▶ _Input material_

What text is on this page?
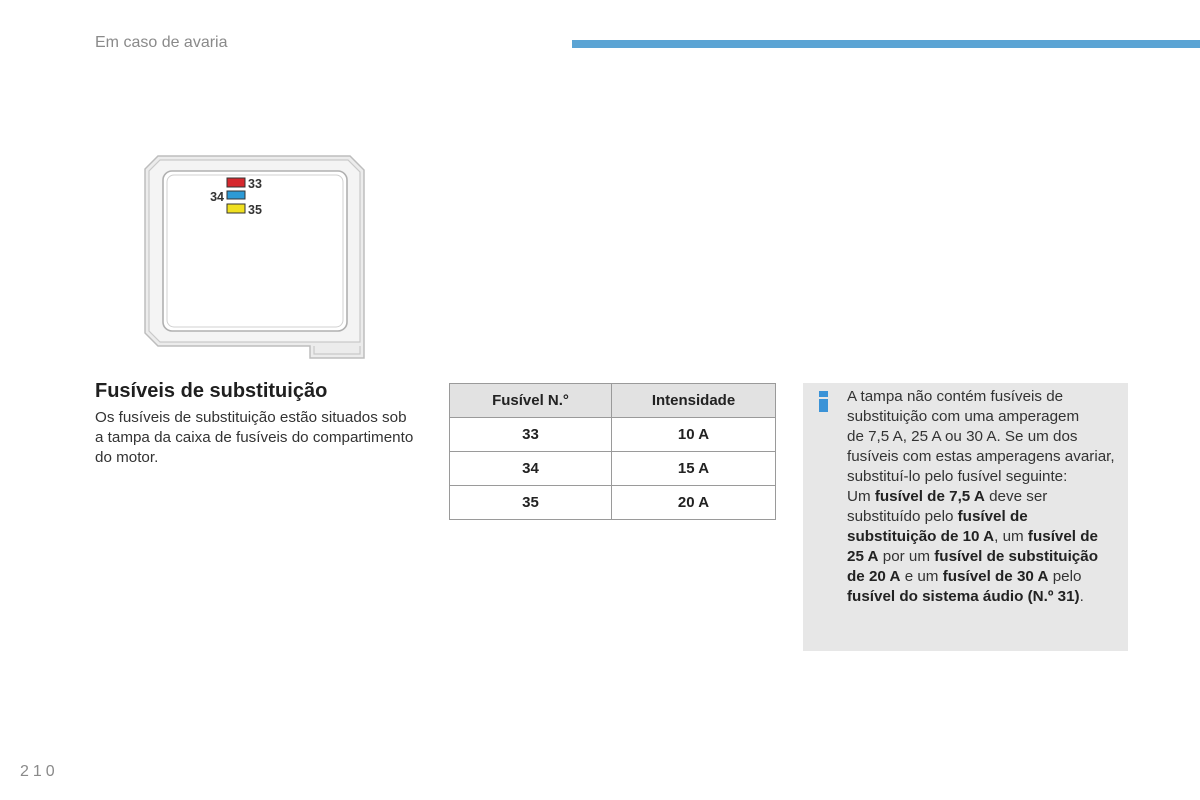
Em caso de avaria
33
34
35
Fusíveis de substituição
Os fusíveis de substituição estão situados sob
a tampa da caixa de fusíveis do compartimento
do motor.
Fusível N.°	Intensidade
33	10 A
34	15 A
35	20 A
A tampa não contém fusíveis de
substituição com uma amperagem
de 7,5 A, 25 A ou 30 A. Se um dos
fusíveis com estas amperagens avariar,
substituí-lo pelo fusível seguinte:
Um fusível de 7,5 A deve ser
substituído pelo fusível de
substituição de 10 A, um fusível de
25 A por um fusível de substituição
de 20 A e um fusível de 30 A pelo
fusível do sistema áudio (N.º 31).
210
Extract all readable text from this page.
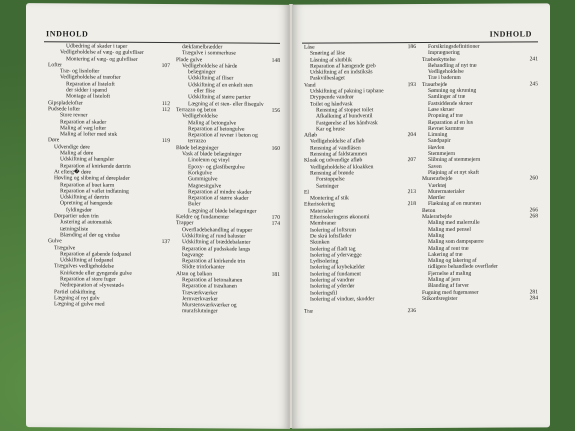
INDHOLD
Udbedring af skader i taper
Vedligeholdelse af væg- og gulvfliser
Montering af væg- og gulvfliser
Lofter	107
Træ- og lisnlofter
Vedligeholdelse af træofter
Reparation af listeloft
der sidder i spænd
Montage af listeloft
Gipspladelofter	112
Pudsede lofter	112
Store revner
Reparation af skader
Maling af væg lofter
Maling af lofter med stuk
Døre	119
Udvendige døre
Maling af døre
Udskiftning af hængsler
Reparation af knirkende dørtrin
At efterg� døre
Høvling og slibning af døreplader
Reparation af buet karm
Reparation af vaflet indfatning
Udskiftning af dørtrin
Opretning af hængende
fyldingsdør
Dørpartier uden trin
Justering af automatisk
tætningsliste
Blænding af dør og vindue
Gulve	137
Trægulve
Reparation af gabende fodpanel
Udskiftning af fodpanel
Trægulves vedligeholdelse
Knirkende eller gyngende gulve
Reparation af store fuger
Nedreparation af »fyvestød«
Partiel udskiftning
Lægning af nyt gulv
Lægning af gulve med
dækfamelbrædder
Trægulve i sommerhuse
Plade gulve	148
Vedligeholdelse af hårde
belægninger
Udskiftning af fliser
Udskiftning af en enkelt sten
eller flise
Udskiftning af større partier
Lægning af et sten- eller flisegulv
Terrazzo og beton	156
Vedligeholdelse
Maling af betongulve
Reparation af betongulve
Reparation af revner i beton og
terrazzo
Bløde belægninger	160
Vask af bløde belægninger
Linoleum og vinyl
Epoxy- og glasfibergulve
Korkgulve
Gummigulve
Magnesitgulve
Reparation af mindre skader
Reparation af større skader
Buler
Lægning af bløde belægninger
Kældre og fundamenter	170
Trapper	174
Overfladebehandling af trapper
Udskiftning af rund baluster
Udskiftning af bræddebalanter
Reparation af pudsskade langs
bagvange
Reparation af knirkende trin
Slidte trinforkanter
Altan og balkon	181
Reparation af betonaltanen
Reparation af træaltanen
Træværkværker
Jernværkværker
Murstensværkværker og
murafslutninger
INDHOLD
Låse	186
Smøring af låse
Låsning af slutblik
Reparation af hængende greb
Udskiftning af en indstiksås
Paskvilbeslaget
Vand	193
Udskiftning af pakning i taphane
Dryppende vandrør
Toilet og håndvask
Rensning af stoppet toilet
Afkalkning af bundventil
Fastgørelse af løs håndvask
Kar og bruse
Afløb	204
Vedligeholdelse af afløb
Rensning af vandlåsen
Rensning af faldstammen
Kloak og udvendige afløb	207
Vedligeholdelse af kloakken
Rensning af brønde
Forstoppelse
Sætninger
El	213
Montering af stik
Efterisolering	218
Materialer
Efterisoleringens økonomi
Membraner
Isolering af loftsrum
De skrå loftsflader
Skunken
Isolering af fladt tag
Isolering af ydervægge
Lydisolering
Isolering af krybekælder
Isolering af fundament
Isolering af vandrør
Isolering af yderdør
Isoleringsfil
Isolering af vinduer, skodder
Træ	236
Forsikringsdefinitioner
Imprægnering
Træbeskyttelse	241
Behandling af nyt træ
Vedligeholdelse
Træ i baderum
Træarbejde	245
Sømning og skruning
Samlinger af træ
Fastsiddende skruer
Løse skruer
Propning af træ
Reparation af en lus
Revnet karmtræ
Limning
Sandpapir
Høvlen
Stemmejern
Slibning af stemmejern
Saven
Pløjning af et nyt skaft
Murerarbejde	260
Værktøj
Murermaterialer
Mørtler
Flækning af en mursten
Beton	266
Malerarbejde	268
Maling med malerrulle
Maling med pensel
Maling
Maling som dampspærre
Maling af rent træ
Lakering af træ
Maling og lakering af
tidligere behandlede overflader
Fjernelse af maling
Maling af jern
Blanding af farver
Fugning med fugemasser	281
Stikordsregister	284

▶ _What you will do_
Look through the records and gather each line with the word "gulvfliser".

▶ _Correct answer_
Vedligeholdelse af væg- og gulvfliser
Montering af væg- og gulvfliser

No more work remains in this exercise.